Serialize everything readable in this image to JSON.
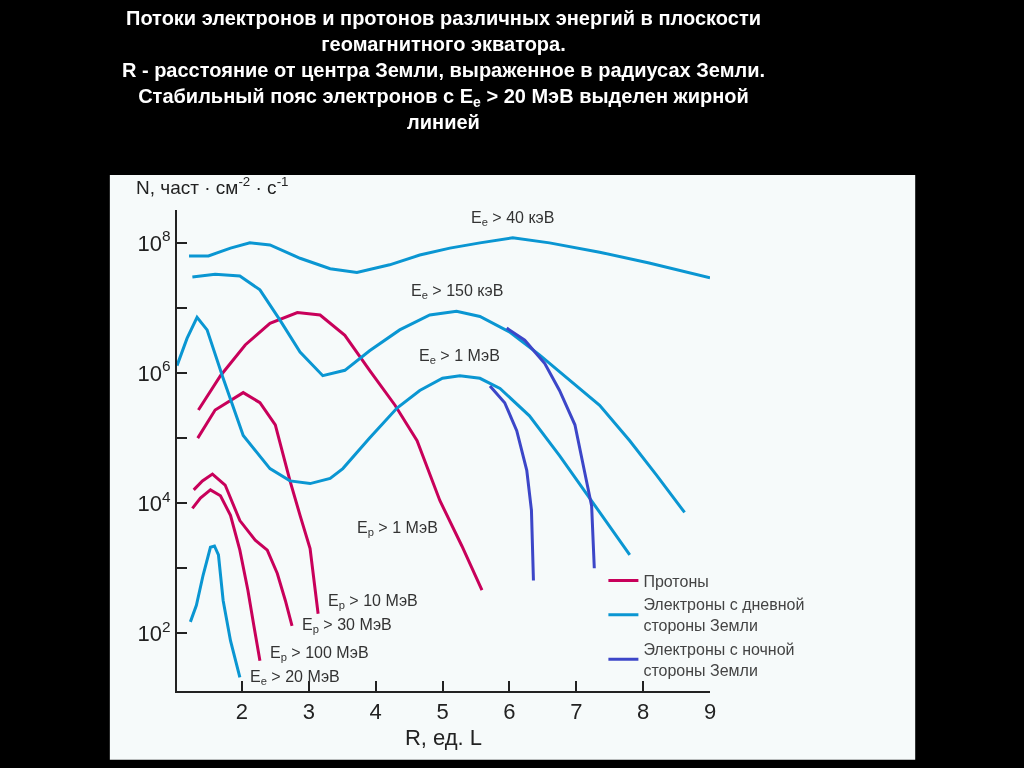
{
  "chart_data": {
    "type": "line",
    "title": "Потоки электронов и протонов различных энергий в плоскости\nгеомагнитного экватора.\nR - расстояние от центра Земли, выраженное в радиусах Земли.\nСтабильный пояс электронов с E$_{e}$ > 20 МэВ выделен жирной\nлинией",
    "xlabel": "R, ед. L",
    "ylabel": "N, част · см$^{-2}$ · с$^{-1}$",
    "log": "y",
    "xlim": [
      1.03,
      9
    ],
    "xticks": [
      2,
      3,
      4,
      5,
      6,
      7,
      8,
      9
    ],
    "ylim": [
      13,
      320000000.0
    ],
    "yticks": [
      {
        "value": 100,
        "label": "10$^{2}$"
      },
      {
        "value": 1000,
        "label": null
      },
      {
        "value": 10000,
        "label": "10$^{4}$"
      },
      {
        "value": 100000,
        "label": null
      },
      {
        "value": 1000000,
        "label": "10$^{6}$"
      },
      {
        "value": 10000000,
        "label": null
      },
      {
        "value": 100000000,
        "label": "10$^{8}$"
      }
    ],
    "grid": false,
    "legend": "bottom right",
    "marker": "none",
    "line_style": "solid",
    "series": [
      {
        "name": "Протоны",
        "color": "#c8005a",
        "x": [
          1.35,
          1.68,
          2.05,
          2.42,
          2.83,
          3.17,
          3.54,
          3.91,
          4.29,
          4.62,
          4.96,
          5.29,
          5.59
        ],
        "values": [
          270000.0,
          910000.0,
          2700000.0,
          5800000.0,
          8500000.0,
          7800000.0,
          3800000.0,
          1100000.0,
          320000.0,
          91000.0,
          11000.0,
          2200.0,
          460
        ]
      },
      {
        "color": "#c8005a",
        "x": [
          1.34,
          1.6,
          2.02,
          2.27,
          2.5,
          2.72,
          2.87,
          3.02,
          3.14
        ],
        "values": [
          100000.0,
          270000.0,
          500000.0,
          350000.0,
          160000.0,
          22000.0,
          6500.0,
          2000.0,
          200
        ]
      },
      {
        "color": "#c8005a",
        "x": [
          1.28,
          1.41,
          1.56,
          1.75,
          1.97,
          2.2,
          2.38,
          2.53,
          2.65,
          2.75
        ],
        "values": [
          16000.0,
          22000.0,
          28000.0,
          19000.0,
          5400.0,
          2700.0,
          1900.0,
          830,
          320,
          130
        ]
      },
      {
        "color": "#c8005a",
        "x": [
          1.26,
          1.38,
          1.53,
          1.68,
          1.83,
          1.97,
          2.09,
          2.18,
          2.27
        ],
        "values": [
          8300.0,
          12000.0,
          16000.0,
          13000.0,
          6500.0,
          1900.0,
          460,
          130,
          38
        ]
      },
      {
        "name": "Электроны с дневной\nстороны Земли",
        "color": "#0a96d2",
        "x": [
          1.21,
          1.5,
          1.83,
          2.12,
          2.42,
          2.87,
          3.32,
          3.72,
          4.21,
          4.66,
          5.11,
          5.56,
          6.05,
          6.6,
          7.35,
          8.09,
          9.0
        ],
        "values": [
          63000000.0,
          63000000.0,
          83000000.0,
          100000000.0,
          93000000.0,
          58000000.0,
          40000000.0,
          35000000.0,
          46000000.0,
          65000000.0,
          83000000.0,
          100000000.0,
          120000000.0,
          100000000.0,
          72000000.0,
          49000000.0,
          29000000.0
        ]
      },
      {
        "color": "#0a96d2",
        "x": [
          1.26,
          1.6,
          1.97,
          2.27,
          2.57,
          2.87,
          3.21,
          3.54,
          3.91,
          4.36,
          4.81,
          5.21,
          5.56,
          6.0,
          6.45,
          6.9,
          7.35,
          7.8,
          8.2,
          8.62
        ],
        "values": [
          30000000.0,
          33000000.0,
          31000000.0,
          19000000.0,
          6500000.0,
          2100000.0,
          910000.0,
          1100000.0,
          2200000.0,
          4600000.0,
          7800000.0,
          8900000.0,
          7400000.0,
          4300000.0,
          1900000.0,
          780000.0,
          320000.0,
          91000.0,
          27000.0,
          7200.0
        ]
      },
      {
        "color": "#0a96d2",
        "x": [
          1.03,
          1.18,
          1.33,
          1.48,
          1.72,
          2.02,
          2.42,
          2.72,
          3.02,
          3.32,
          3.51,
          3.91,
          4.32,
          4.66,
          5.0,
          5.26,
          5.56,
          5.86,
          6.3,
          6.75,
          7.2,
          7.8
        ],
        "values": [
          1300000.0,
          3400000.0,
          7200000.0,
          4600000.0,
          830000.0,
          110000.0,
          34000.0,
          22000.0,
          20000.0,
          24000.0,
          34000.0,
          100000.0,
          290000.0,
          540000.0,
          830000.0,
          910000.0,
          830000.0,
          580000.0,
          220000.0,
          54000.0,
          12000.0,
          1600.0
        ]
      },
      {
        "color": "#0a96d2",
        "x": [
          1.23,
          1.32,
          1.42,
          1.53,
          1.59,
          1.65,
          1.72,
          1.83,
          1.97
        ],
        "values": [
          150,
          270,
          780,
          2100.0,
          2200.0,
          1600.0,
          320,
          77,
          21
        ]
      },
      {
        "name": "Электроны с ночной\nстороны Земли",
        "color": "#3c46c8",
        "x": [
          5.96,
          6.23,
          6.53,
          6.75,
          6.98,
          7.12,
          7.23,
          7.27
        ],
        "values": [
          4900000.0,
          3200000.0,
          1400000.0,
          540000.0,
          160000.0,
          32000.0,
          9100.0,
          1000.0
        ]
      },
      {
        "color": "#3c46c8",
        "x": [
          5.71,
          5.93,
          6.11,
          6.26,
          6.33,
          6.36
        ],
        "values": [
          630000.0,
          350000.0,
          130000.0,
          32000.0,
          7800.0,
          650
        ]
      }
    ],
    "annotations": [
      {
        "text": "E$_{e}$ > 40 кэВ",
        "x": 6.05,
        "y": 120000000.0
      },
      {
        "text": "E$_{e}$ > 150 кэВ",
        "x": 5.21,
        "y": 8900000.0
      },
      {
        "text": "E$_{e}$ > 1 МэВ",
        "x": 5.26,
        "y": 910000.0
      },
      {
        "text": "E$_{p}$ > 1 МэВ",
        "x": 5.29,
        "y": 2200.0
      },
      {
        "text": "E$_{p}$ > 10 МэВ",
        "x": 3.14,
        "y": 200
      },
      {
        "text": "E$_{p}$ > 30 МэВ",
        "x": 2.75,
        "y": 130
      },
      {
        "text": "E$_{p}$ > 100 МэВ",
        "x": 2.27,
        "y": 38
      },
      {
        "text": "E$_{e}$ > 20 МэВ",
        "x": 1.97,
        "y": 21
      }
    ]
  }
}
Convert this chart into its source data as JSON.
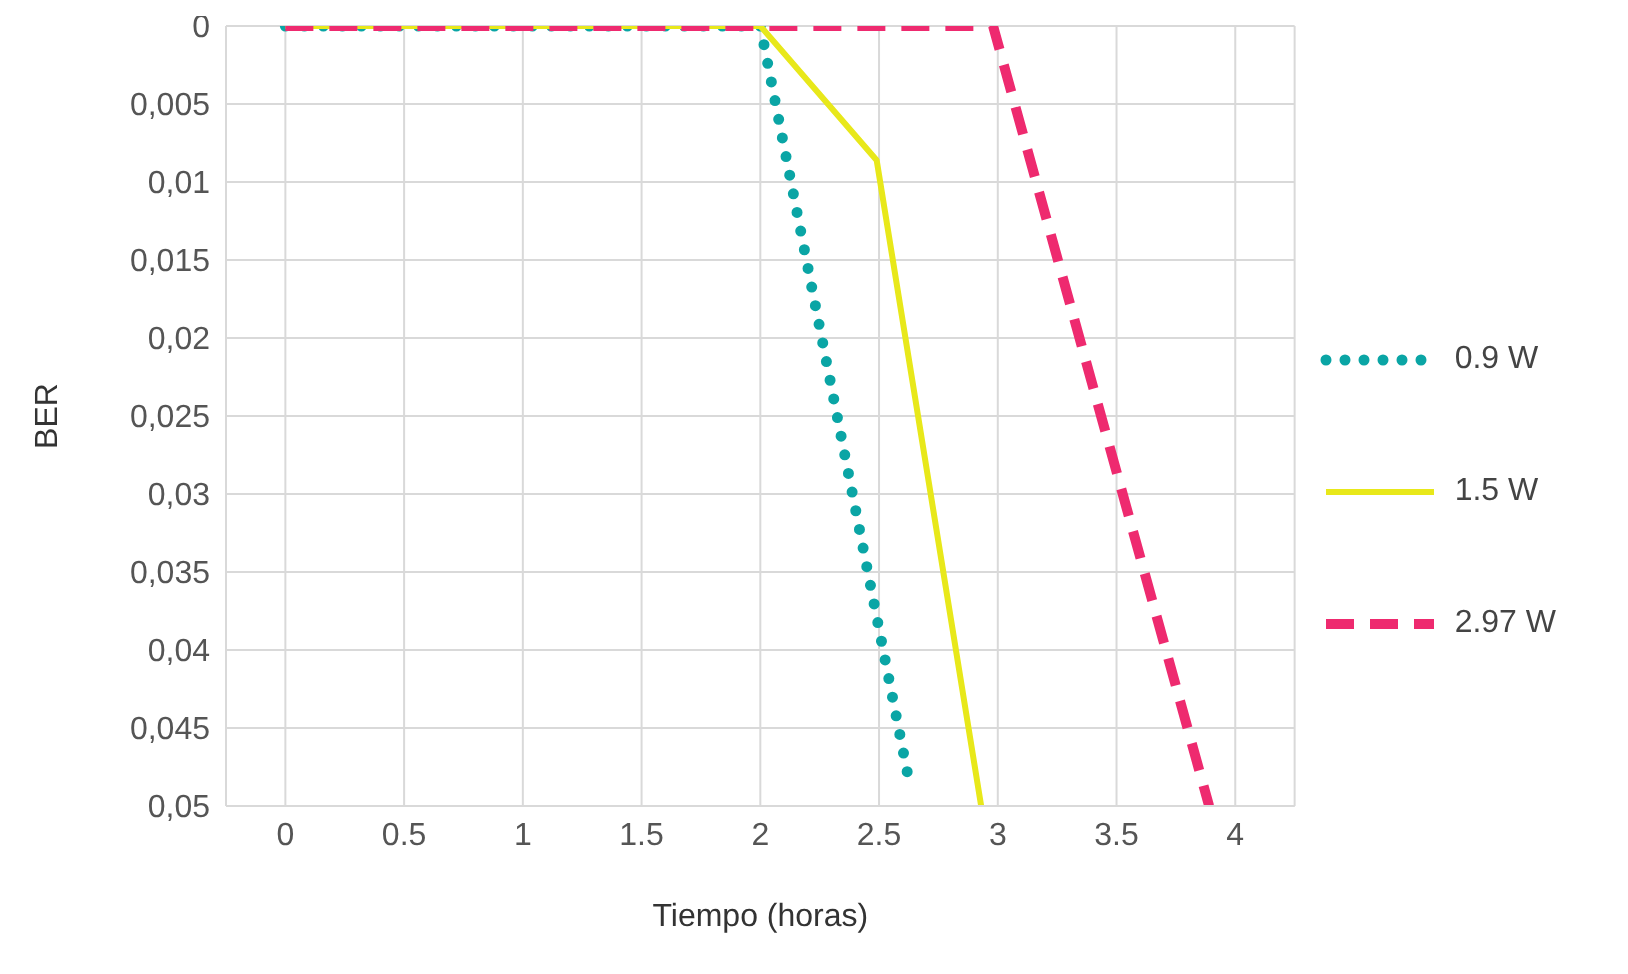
{
  "chart_data": {
    "type": "line",
    "xlabel": "Tiempo (horas)",
    "ylabel": "BER",
    "xlim": [
      -0.25,
      4.25
    ],
    "xticks": [
      0,
      0.5,
      1,
      1.5,
      2,
      2.5,
      3,
      3.5,
      4
    ],
    "ylim": [
      0.05,
      0
    ],
    "yticks": [
      {
        "value": 0,
        "label": "0"
      },
      {
        "value": 0.005,
        "label": "0,005"
      },
      {
        "value": 0.01,
        "label": "0,01"
      },
      {
        "value": 0.015,
        "label": "0,015"
      },
      {
        "value": 0.02,
        "label": "0,02"
      },
      {
        "value": 0.025,
        "label": "0,025"
      },
      {
        "value": 0.03,
        "label": "0,03"
      },
      {
        "value": 0.035,
        "label": "0,035"
      },
      {
        "value": 0.04,
        "label": "0,04"
      },
      {
        "value": 0.045,
        "label": "0,045"
      },
      {
        "value": 0.05,
        "label": "0,05"
      }
    ],
    "grid": true,
    "legend": "right",
    "marker": "none",
    "series": [
      {
        "name": "0.9 W",
        "color": "#0aa5a5",
        "line_style": "dotted",
        "x": [
          0,
          2.0,
          2.63
        ],
        "values": [
          0,
          0,
          0.0487
        ]
      },
      {
        "name": "1.5 W",
        "color": "#e8e81a",
        "line_style": "solid",
        "x": [
          0,
          2.0,
          2.49,
          2.93
        ],
        "values": [
          0,
          0,
          0.0086,
          0.05
        ]
      },
      {
        "name": "2.97 W",
        "color": "#ee2a6f",
        "line_style": "dashed",
        "x": [
          0,
          2.98,
          3.89
        ],
        "values": [
          0,
          0,
          0.05
        ]
      }
    ]
  }
}
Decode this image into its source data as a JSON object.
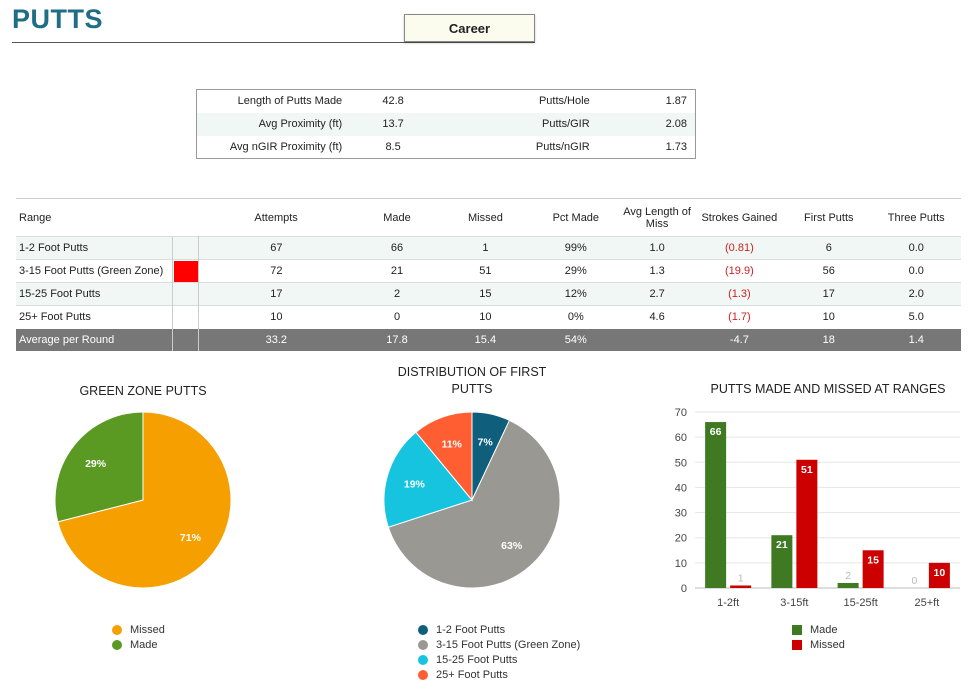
{
  "header": {
    "title": "PUTTS",
    "period": "Career"
  },
  "summary": [
    {
      "label1": "Length of Putts Made",
      "value1": "42.8",
      "label2": "Putts/Hole",
      "value2": "1.87"
    },
    {
      "label1": "Avg Proximity (ft)",
      "value1": "13.7",
      "label2": "Putts/GIR",
      "value2": "2.08"
    },
    {
      "label1": "Avg nGIR Proximity (ft)",
      "value1": "8.5",
      "label2": "Putts/nGIR",
      "value2": "1.73"
    }
  ],
  "stats": {
    "headers": [
      "Range",
      "Attempts",
      "Made",
      "Missed",
      "Pct Made",
      "Avg Length of Miss",
      "Strokes Gained",
      "First Putts",
      "Three Putts"
    ],
    "rows": [
      {
        "range": "1-2 Foot Putts",
        "attempts": "67",
        "made": "66",
        "missed": "1",
        "pct": "99%",
        "avg_miss": "1.0",
        "sg": "(0.81)",
        "first": "6",
        "three": "0.0",
        "swatch": ""
      },
      {
        "range": "3-15 Foot Putts (Green Zone)",
        "attempts": "72",
        "made": "21",
        "missed": "51",
        "pct": "29%",
        "avg_miss": "1.3",
        "sg": "(19.9)",
        "first": "56",
        "three": "0.0",
        "swatch": "#ff0000"
      },
      {
        "range": "15-25 Foot Putts",
        "attempts": "17",
        "made": "2",
        "missed": "15",
        "pct": "12%",
        "avg_miss": "2.7",
        "sg": "(1.3)",
        "first": "17",
        "three": "2.0",
        "swatch": ""
      },
      {
        "range": "25+ Foot Putts",
        "attempts": "10",
        "made": "0",
        "missed": "10",
        "pct": "0%",
        "avg_miss": "4.6",
        "sg": "(1.7)",
        "first": "10",
        "three": "5.0",
        "swatch": ""
      }
    ],
    "average": {
      "range": "Average per Round",
      "attempts": "33.2",
      "made": "17.8",
      "missed": "15.4",
      "pct": "54%",
      "avg_miss": "",
      "sg": "-4.7",
      "first": "18",
      "three": "1.4"
    }
  },
  "chart_data": [
    {
      "type": "pie",
      "title": "GREEN ZONE PUTTS",
      "slices": [
        {
          "label": "Missed",
          "value": 71,
          "color": "#f5a000"
        },
        {
          "label": "Made",
          "value": 29,
          "color": "#5a9a22"
        }
      ],
      "legend_position": "bottom"
    },
    {
      "type": "pie",
      "title": "DISTRIBUTION OF FIRST PUTTS",
      "slices": [
        {
          "label": "1-2 Foot Putts",
          "value": 7,
          "color": "#0e5e7c"
        },
        {
          "label": "3-15 Foot Putts (Green Zone)",
          "value": 63,
          "color": "#9a9893"
        },
        {
          "label": "15-25 Foot Putts",
          "value": 19,
          "color": "#17c4e0"
        },
        {
          "label": "25+ Foot Putts",
          "value": 11,
          "color": "#ff5e33"
        }
      ],
      "legend_position": "bottom"
    },
    {
      "type": "bar",
      "title": "PUTTS MADE AND MISSED AT RANGES",
      "categories": [
        "1-2ft",
        "3-15ft",
        "15-25ft",
        "25+ft"
      ],
      "series": [
        {
          "name": "Made",
          "values": [
            66,
            21,
            2,
            0
          ],
          "color": "#3f7a22"
        },
        {
          "name": "Missed",
          "values": [
            1,
            51,
            15,
            10
          ],
          "color": "#cc0000"
        }
      ],
      "ylim": [
        0,
        70
      ],
      "yticks": [
        0,
        10,
        20,
        30,
        40,
        50,
        60,
        70
      ],
      "legend_position": "bottom"
    }
  ]
}
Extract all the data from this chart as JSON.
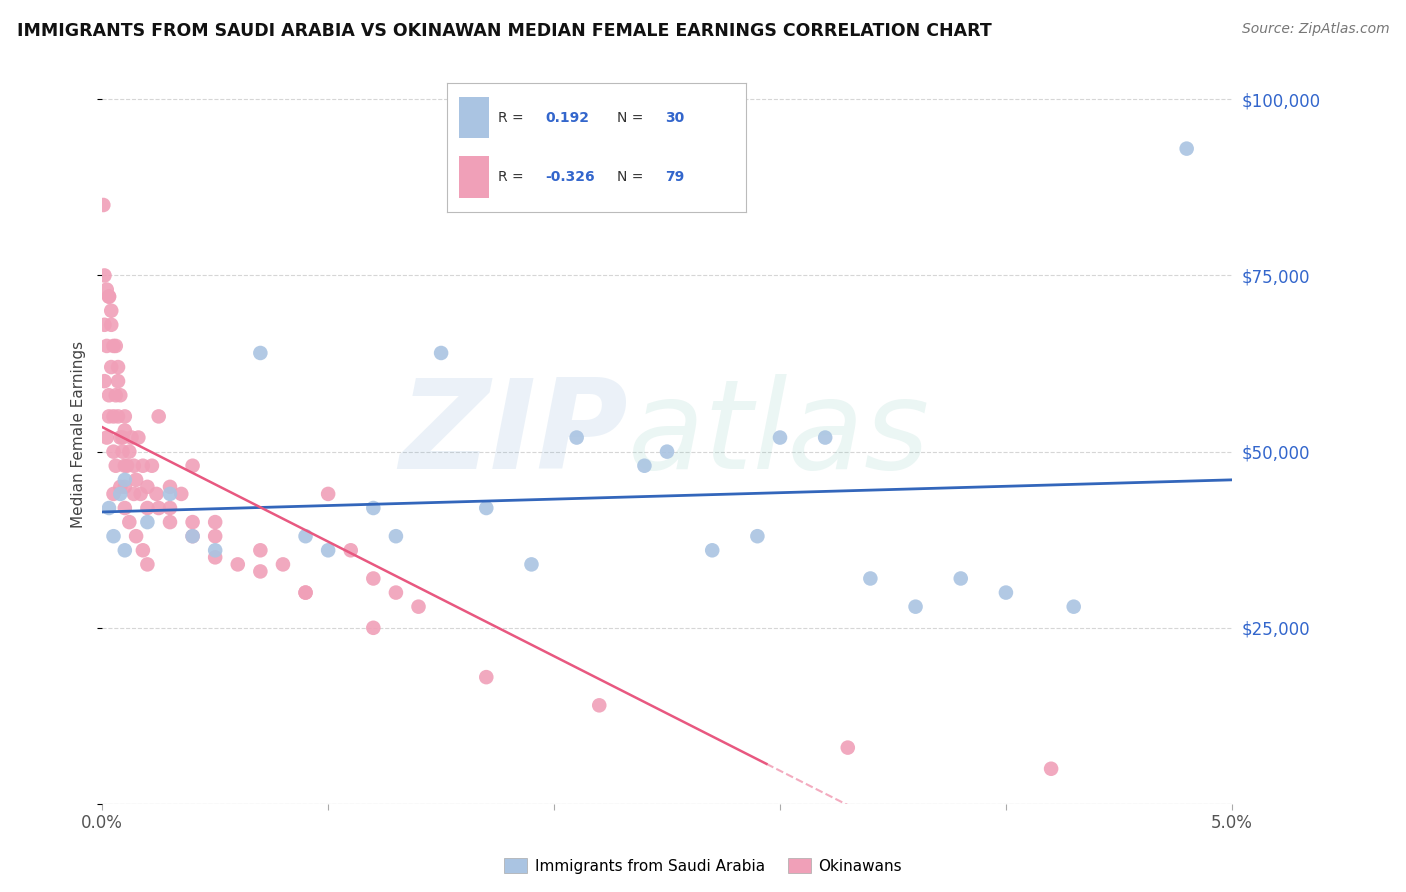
++++++++++++++++++++
Count how many lines above include the word "source" and answer with that figure only.

SOLUTION FOR THIS PROBLEM
2